*Exercise directions*: Output every entry exactly as given.

**** Material ****

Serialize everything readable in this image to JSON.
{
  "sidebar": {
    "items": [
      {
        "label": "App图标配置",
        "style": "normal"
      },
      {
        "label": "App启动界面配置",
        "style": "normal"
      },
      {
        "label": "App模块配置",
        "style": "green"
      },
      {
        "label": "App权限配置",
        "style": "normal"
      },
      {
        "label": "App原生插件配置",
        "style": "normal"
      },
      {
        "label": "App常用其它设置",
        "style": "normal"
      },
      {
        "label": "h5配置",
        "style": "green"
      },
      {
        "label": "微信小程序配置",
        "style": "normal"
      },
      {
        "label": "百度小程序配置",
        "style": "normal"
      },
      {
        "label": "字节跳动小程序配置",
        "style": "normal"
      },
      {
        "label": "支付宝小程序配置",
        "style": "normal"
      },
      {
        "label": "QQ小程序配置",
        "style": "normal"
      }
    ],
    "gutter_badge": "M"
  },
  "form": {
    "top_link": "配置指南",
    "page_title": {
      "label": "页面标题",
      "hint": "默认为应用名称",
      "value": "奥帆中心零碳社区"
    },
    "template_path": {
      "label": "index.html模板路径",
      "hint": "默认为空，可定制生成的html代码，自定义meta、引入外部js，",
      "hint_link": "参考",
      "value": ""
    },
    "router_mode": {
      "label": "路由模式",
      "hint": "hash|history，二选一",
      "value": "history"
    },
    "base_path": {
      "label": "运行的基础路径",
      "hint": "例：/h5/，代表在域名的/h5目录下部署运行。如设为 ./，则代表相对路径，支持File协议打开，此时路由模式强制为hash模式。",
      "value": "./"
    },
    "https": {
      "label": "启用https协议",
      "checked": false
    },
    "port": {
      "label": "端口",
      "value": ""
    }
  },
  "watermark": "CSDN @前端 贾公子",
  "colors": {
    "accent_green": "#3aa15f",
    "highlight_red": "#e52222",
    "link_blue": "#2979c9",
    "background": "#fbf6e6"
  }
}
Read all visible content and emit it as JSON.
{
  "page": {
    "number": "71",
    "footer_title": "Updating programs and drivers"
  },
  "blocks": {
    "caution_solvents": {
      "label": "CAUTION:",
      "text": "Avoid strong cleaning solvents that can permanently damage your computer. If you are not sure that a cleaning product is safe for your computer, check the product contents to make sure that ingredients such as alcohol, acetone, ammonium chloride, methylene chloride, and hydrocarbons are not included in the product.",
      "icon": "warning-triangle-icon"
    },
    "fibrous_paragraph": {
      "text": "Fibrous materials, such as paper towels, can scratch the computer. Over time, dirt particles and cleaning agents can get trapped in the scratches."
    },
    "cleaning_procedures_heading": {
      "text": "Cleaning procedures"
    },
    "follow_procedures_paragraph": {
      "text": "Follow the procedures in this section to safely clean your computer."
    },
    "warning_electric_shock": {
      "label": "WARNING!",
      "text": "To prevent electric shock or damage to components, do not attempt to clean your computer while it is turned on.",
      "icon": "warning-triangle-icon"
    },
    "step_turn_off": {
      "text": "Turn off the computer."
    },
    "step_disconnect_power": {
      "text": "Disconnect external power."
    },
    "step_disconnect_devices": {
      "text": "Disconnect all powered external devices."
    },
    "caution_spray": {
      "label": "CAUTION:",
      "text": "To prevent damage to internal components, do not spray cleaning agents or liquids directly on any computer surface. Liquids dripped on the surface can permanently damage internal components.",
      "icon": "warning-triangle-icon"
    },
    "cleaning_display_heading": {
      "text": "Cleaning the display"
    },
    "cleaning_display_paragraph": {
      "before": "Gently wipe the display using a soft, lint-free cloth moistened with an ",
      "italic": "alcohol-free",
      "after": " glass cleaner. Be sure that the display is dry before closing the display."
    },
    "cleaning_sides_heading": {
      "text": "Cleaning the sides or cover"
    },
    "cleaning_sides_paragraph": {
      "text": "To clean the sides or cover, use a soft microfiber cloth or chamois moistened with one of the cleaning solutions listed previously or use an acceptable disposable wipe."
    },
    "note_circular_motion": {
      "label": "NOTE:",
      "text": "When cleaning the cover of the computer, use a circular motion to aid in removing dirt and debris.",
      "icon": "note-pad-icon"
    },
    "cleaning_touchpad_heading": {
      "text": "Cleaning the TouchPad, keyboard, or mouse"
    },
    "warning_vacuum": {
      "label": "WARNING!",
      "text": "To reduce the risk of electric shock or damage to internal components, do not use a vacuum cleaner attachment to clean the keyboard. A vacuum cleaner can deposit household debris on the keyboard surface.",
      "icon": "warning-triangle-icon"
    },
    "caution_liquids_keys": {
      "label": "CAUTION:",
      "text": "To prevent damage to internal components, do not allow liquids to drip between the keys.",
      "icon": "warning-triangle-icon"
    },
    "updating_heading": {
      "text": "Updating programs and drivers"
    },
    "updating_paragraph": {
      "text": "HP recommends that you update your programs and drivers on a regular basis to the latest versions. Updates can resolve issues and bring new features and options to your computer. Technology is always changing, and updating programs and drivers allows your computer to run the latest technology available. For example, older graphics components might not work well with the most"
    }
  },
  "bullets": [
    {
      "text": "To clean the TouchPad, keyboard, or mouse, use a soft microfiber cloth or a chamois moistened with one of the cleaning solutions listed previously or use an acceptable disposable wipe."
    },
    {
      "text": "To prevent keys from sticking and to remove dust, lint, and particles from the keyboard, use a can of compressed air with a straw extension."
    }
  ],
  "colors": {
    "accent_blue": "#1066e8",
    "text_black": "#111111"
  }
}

****

*Written solution*:
Serialize everything readable in this image to JSON.
{
  "sidebar": {
    "items": [
      {
        "label": "App图标配置",
        "style": "normal"
      },
      {
        "label": "App启动界面配置",
        "style": "normal"
      },
      {
        "label": "App模块配置",
        "style": "green"
      },
      {
        "label": "App权限配置",
        "style": "normal"
      },
      {
        "label": "App原生插件配置",
        "style": "normal"
      },
      {
        "label": "App常用其它设置",
        "style": "normal"
      },
      {
        "label": "h5配置",
        "style": "green"
      },
      {
        "label": "微信小程序配置",
        "style": "normal"
      },
      {
        "label": "百度小程序配置",
        "style": "normal"
      },
      {
        "label": "字节跳动小程序配置",
        "style": "normal"
      },
      {
        "label": "支付宝小程序配置",
        "style": "normal"
      },
      {
        "label": "QQ小程序配置",
        "style": "normal"
      }
    ],
    "gutter_badge": "M"
  },
  "form": {
    "top_link": "配置指南",
    "page_title": {
      "label": "页面标题",
      "hint": "默认为应用名称",
      "value": "奥帆中心零碳社区"
    },
    "template_path": {
      "label": "index.html模板路径",
      "hint": "默认为空，可定制生成的html代码，自定义meta、引入外部js，",
      "hint_link": "参考",
      "value": ""
    },
    "router_mode": {
      "label": "路由模式",
      "hint": "hash|history，二选一",
      "value": "history"
    },
    "base_path": {
      "label": "运行的基础路径",
      "hint": "例：/h5/，代表在域名的/h5目录下部署运行。如设为 ./，则代表相对路径，支持File协议打开，此时路由模式强制为hash模式。",
      "value": "./"
    },
    "https": {
      "label": "启用https协议",
      "checked": false
    },
    "port": {
      "label": "端口",
      "value": ""
    }
  },
  "watermark": "CSDN @前端 贾公子",
  "colors": {
    "accent_green": "#3aa15f",
    "highlight_red": "#e52222",
    "link_blue": "#2979c9",
    "background": "#fbf6e6"
  }
}
Read all visible content and emit it as JSON.
{
  "page": {
    "number": "71",
    "footer_title": "Updating programs and drivers"
  },
  "blocks": {
    "caution_solvents": {
      "label": "CAUTION:",
      "text": "Avoid strong cleaning solvents that can permanently damage your computer. If you are not sure that a cleaning product is safe for your computer, check the product contents to make sure that ingredients such as alcohol, acetone, ammonium chloride, methylene chloride, and hydrocarbons are not included in the product.",
      "icon": "warning-triangle-icon"
    },
    "fibrous_paragraph": {
      "text": "Fibrous materials, such as paper towels, can scratch the computer. Over time, dirt particles and cleaning agents can get trapped in the scratches."
    },
    "cleaning_procedures_heading": {
      "text": "Cleaning procedures"
    },
    "follow_procedures_paragraph": {
      "text": "Follow the procedures in this section to safely clean your computer."
    },
    "warning_electric_shock": {
      "label": "WARNING!",
      "text": "To prevent electric shock or damage to components, do not attempt to clean your computer while it is turned on.",
      "icon": "warning-triangle-icon"
    },
    "step_turn_off": {
      "text": "Turn off the computer."
    },
    "step_disconnect_power": {
      "text": "Disconnect external power."
    },
    "step_disconnect_devices": {
      "text": "Disconnect all powered external devices."
    },
    "caution_spray": {
      "label": "CAUTION:",
      "text": "To prevent damage to internal components, do not spray cleaning agents or liquids directly on any computer surface. Liquids dripped on the surface can permanently damage internal components.",
      "icon": "warning-triangle-icon"
    },
    "cleaning_display_heading": {
      "text": "Cleaning the display"
    },
    "cleaning_display_paragraph": {
      "before": "Gently wipe the display using a soft, lint-free cloth moistened with an ",
      "italic": "alcohol-free",
      "after": " glass cleaner. Be sure that the display is dry before closing the display."
    },
    "cleaning_sides_heading": {
      "text": "Cleaning the sides or cover"
    },
    "cleaning_sides_paragraph": {
      "text": "To clean the sides or cover, use a soft microfiber cloth or chamois moistened with one of the cleaning solutions listed previously or use an acceptable disposable wipe."
    },
    "note_circular_motion": {
      "label": "NOTE:",
      "text": "When cleaning the cover of the computer, use a circular motion to aid in removing dirt and debris.",
      "icon": "note-pad-icon"
    },
    "cleaning_touchpad_heading": {
      "text": "Cleaning the TouchPad, keyboard, or mouse"
    },
    "warning_vacuum": {
      "label": "WARNING!",
      "text": "To reduce the risk of electric shock or damage to internal components, do not use a vacuum cleaner attachment to clean the keyboard. A vacuum cleaner can deposit household debris on the keyboard surface.",
      "icon": "warning-triangle-icon"
    },
    "caution_liquids_keys": {
      "label": "CAUTION:",
      "text": "To prevent damage to internal components, do not allow liquids to drip between the keys.",
      "icon": "warning-triangle-icon"
    },
    "updating_heading": {
      "text": "Updating programs and drivers"
    },
    "updating_paragraph": {
      "text": "HP recommends that you update your programs and drivers on a regular basis to the latest versions. Updates can resolve issues and bring new features and options to your computer. Technology is always changing, and updating programs and drivers allows your computer to run the latest technology available. For example, older graphics components might not work well with the most"
    }
  },
  "bullets": [
    {
      "text": "To clean the TouchPad, keyboard, or mouse, use a soft microfiber cloth or a chamois moistened with one of the cleaning solutions listed previously or use an acceptable disposable wipe."
    },
    {
      "text": "To prevent keys from sticking and to remove dust, lint, and particles from the keyboard, use a can of compressed air with a straw extension."
    }
  ],
  "colors": {
    "accent_blue": "#1066e8",
    "text_black": "#111111"
  }
}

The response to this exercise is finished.